Which lines contain the word "trappista"? Return each of them as written.

++++++++++++++++++++

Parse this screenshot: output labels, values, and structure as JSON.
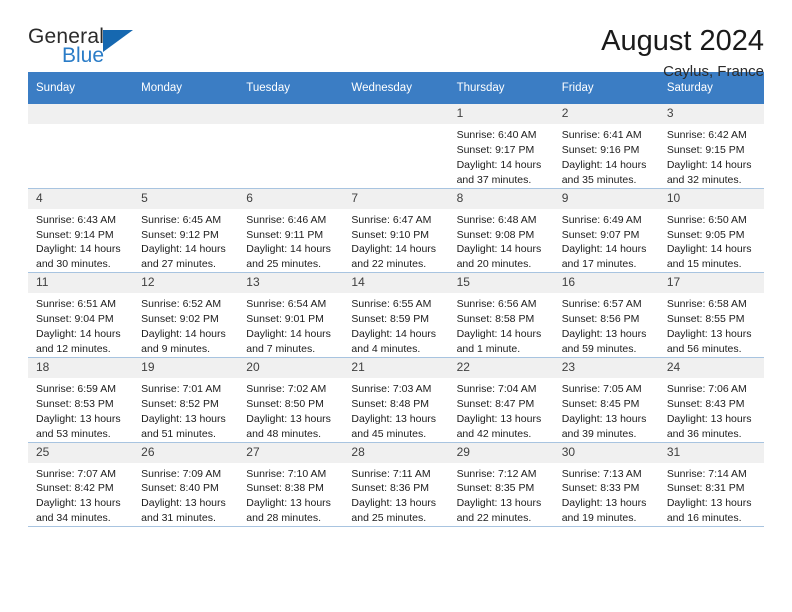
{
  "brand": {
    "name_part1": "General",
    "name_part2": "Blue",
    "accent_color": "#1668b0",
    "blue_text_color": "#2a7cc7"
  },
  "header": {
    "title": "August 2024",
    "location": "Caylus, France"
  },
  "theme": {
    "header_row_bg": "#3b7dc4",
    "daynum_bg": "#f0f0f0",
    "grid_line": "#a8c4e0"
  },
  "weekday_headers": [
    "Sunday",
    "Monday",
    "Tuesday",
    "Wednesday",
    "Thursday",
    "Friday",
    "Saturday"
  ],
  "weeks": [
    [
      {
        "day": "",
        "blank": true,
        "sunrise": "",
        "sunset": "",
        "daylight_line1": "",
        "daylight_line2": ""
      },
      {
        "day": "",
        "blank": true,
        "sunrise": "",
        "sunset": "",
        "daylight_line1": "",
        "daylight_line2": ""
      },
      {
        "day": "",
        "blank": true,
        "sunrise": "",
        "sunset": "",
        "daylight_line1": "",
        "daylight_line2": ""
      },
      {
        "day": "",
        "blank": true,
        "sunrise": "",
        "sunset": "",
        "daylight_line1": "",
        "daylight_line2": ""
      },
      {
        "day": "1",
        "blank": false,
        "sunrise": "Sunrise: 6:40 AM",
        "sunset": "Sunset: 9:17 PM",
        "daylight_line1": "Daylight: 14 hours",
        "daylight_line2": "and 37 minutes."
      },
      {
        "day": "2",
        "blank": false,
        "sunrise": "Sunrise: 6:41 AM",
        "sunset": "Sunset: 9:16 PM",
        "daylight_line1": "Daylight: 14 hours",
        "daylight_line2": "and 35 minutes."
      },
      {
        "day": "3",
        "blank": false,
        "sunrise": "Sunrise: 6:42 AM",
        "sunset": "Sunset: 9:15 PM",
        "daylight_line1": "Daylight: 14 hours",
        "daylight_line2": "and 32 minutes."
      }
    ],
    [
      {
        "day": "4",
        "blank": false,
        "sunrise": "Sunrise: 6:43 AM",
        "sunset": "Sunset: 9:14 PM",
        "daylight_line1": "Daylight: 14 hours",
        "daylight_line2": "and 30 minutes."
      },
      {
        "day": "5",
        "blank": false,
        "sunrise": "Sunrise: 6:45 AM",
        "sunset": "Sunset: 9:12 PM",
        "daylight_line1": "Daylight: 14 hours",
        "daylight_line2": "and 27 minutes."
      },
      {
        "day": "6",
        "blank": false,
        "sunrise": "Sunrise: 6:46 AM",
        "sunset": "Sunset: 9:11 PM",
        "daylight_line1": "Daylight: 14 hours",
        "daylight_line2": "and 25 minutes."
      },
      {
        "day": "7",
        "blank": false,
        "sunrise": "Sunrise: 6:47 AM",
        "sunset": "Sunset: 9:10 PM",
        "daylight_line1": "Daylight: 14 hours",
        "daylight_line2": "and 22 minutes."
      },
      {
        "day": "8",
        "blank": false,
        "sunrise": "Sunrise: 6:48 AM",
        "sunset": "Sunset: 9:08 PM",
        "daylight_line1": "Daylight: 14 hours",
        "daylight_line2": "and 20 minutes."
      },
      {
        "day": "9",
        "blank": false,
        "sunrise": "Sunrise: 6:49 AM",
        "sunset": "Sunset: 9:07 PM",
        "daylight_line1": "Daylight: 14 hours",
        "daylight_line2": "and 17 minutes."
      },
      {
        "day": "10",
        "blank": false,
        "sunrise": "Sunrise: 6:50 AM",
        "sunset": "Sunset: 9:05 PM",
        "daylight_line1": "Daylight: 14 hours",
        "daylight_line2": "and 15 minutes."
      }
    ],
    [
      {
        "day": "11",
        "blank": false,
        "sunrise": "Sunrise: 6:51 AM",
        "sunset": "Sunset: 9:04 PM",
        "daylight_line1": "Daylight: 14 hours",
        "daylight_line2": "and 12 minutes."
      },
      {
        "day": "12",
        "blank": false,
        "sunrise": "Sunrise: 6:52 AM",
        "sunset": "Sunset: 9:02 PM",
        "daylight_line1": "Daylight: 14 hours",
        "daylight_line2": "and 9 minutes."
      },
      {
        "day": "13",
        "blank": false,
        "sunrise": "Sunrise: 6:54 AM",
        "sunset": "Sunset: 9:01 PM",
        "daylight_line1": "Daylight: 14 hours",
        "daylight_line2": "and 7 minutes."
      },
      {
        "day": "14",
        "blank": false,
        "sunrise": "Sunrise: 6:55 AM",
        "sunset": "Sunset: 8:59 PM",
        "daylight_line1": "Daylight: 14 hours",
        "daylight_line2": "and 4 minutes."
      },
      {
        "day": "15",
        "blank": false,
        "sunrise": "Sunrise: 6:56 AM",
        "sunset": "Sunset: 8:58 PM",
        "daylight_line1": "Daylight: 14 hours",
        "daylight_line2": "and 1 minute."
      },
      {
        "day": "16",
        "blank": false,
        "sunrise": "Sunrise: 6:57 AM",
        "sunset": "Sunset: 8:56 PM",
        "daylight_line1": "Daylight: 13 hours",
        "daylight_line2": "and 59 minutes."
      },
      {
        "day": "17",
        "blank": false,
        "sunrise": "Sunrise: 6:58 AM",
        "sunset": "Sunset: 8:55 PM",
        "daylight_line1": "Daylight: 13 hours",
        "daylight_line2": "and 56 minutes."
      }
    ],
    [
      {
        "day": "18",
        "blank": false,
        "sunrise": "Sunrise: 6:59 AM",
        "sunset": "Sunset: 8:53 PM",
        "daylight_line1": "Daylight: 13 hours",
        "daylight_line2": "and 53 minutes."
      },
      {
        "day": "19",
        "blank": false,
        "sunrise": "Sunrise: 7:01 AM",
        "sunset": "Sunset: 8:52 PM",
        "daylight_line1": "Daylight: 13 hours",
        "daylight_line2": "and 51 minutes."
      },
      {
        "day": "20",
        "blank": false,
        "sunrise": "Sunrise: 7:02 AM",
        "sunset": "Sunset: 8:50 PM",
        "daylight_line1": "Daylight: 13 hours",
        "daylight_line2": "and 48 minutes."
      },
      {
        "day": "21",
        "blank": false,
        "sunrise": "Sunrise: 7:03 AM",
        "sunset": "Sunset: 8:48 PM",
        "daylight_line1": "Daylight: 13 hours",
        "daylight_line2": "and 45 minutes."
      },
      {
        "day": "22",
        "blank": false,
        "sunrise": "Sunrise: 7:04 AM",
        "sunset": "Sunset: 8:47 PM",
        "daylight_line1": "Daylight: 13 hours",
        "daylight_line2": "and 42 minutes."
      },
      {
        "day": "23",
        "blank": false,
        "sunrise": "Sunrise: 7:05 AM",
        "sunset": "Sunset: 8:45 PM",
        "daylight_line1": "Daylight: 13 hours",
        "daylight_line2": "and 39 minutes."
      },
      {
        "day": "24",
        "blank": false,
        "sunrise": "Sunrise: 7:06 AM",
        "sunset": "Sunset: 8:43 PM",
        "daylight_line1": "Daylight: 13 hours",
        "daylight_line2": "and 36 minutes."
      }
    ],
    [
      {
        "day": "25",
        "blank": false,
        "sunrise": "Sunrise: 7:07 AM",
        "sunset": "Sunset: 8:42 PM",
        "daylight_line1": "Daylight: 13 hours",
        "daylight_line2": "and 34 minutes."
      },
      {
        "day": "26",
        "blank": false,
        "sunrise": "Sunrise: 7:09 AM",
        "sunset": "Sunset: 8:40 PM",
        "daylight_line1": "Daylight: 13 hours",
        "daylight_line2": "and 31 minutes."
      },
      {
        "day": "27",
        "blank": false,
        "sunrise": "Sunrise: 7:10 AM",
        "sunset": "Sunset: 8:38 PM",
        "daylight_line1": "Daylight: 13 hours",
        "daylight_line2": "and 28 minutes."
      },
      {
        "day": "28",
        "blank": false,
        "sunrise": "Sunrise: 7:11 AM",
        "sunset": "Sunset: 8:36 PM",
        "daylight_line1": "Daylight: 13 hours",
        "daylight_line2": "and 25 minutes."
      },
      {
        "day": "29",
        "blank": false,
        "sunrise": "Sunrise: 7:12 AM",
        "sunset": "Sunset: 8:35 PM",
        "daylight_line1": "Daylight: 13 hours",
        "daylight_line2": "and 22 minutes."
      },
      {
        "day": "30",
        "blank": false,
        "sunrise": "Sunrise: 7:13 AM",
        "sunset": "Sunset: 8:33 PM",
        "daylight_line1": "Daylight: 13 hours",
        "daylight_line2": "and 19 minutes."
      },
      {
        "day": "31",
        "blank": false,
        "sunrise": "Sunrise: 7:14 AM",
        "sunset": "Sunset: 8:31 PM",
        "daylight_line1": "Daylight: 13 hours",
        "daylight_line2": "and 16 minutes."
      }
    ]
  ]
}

++++++++++++++++++++

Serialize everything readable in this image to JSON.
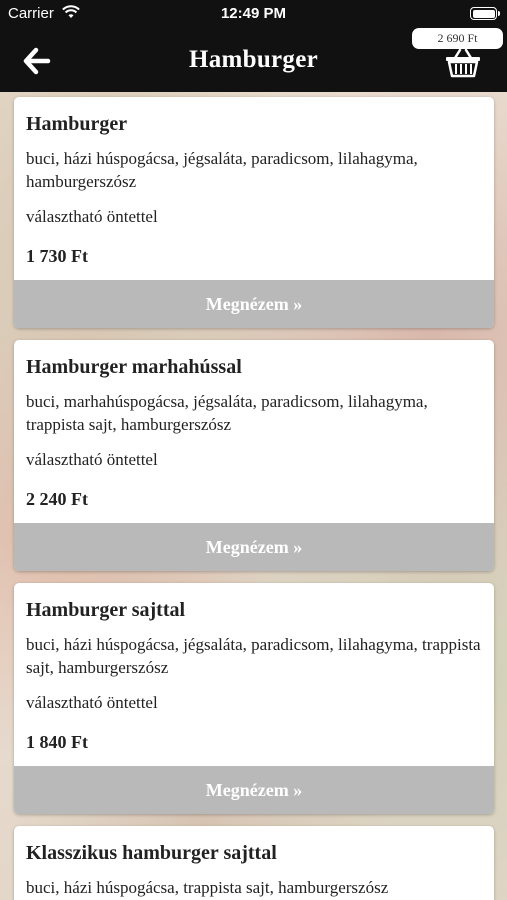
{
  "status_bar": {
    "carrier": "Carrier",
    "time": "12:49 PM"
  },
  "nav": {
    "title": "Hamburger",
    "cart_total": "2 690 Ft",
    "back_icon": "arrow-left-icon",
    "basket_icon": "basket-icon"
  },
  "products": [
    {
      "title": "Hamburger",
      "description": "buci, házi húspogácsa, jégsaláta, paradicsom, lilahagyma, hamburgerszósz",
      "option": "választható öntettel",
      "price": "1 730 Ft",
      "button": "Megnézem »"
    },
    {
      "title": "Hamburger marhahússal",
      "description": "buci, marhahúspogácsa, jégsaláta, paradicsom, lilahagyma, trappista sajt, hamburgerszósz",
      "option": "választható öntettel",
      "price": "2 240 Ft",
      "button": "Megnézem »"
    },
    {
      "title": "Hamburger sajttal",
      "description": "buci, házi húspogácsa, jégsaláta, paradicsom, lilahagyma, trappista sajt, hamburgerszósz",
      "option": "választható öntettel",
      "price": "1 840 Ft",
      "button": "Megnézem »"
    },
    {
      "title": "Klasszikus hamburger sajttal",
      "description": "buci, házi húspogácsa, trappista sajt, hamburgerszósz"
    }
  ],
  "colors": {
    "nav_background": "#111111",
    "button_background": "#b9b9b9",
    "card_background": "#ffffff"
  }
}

++++++++++++++++++++

**Solution to this problem**.
      "description": "buci, marhahúspogácsa, jégsaláta, paradicsom, lilahagyma, trappista sajt, hamburgerszósz",
      "description": "buci, házi húspogácsa, jégsaláta, paradicsom, lilahagyma, trappista sajt, hamburgerszósz",
      "description": "buci, házi húspogácsa, trappista sajt, hamburgerszósz"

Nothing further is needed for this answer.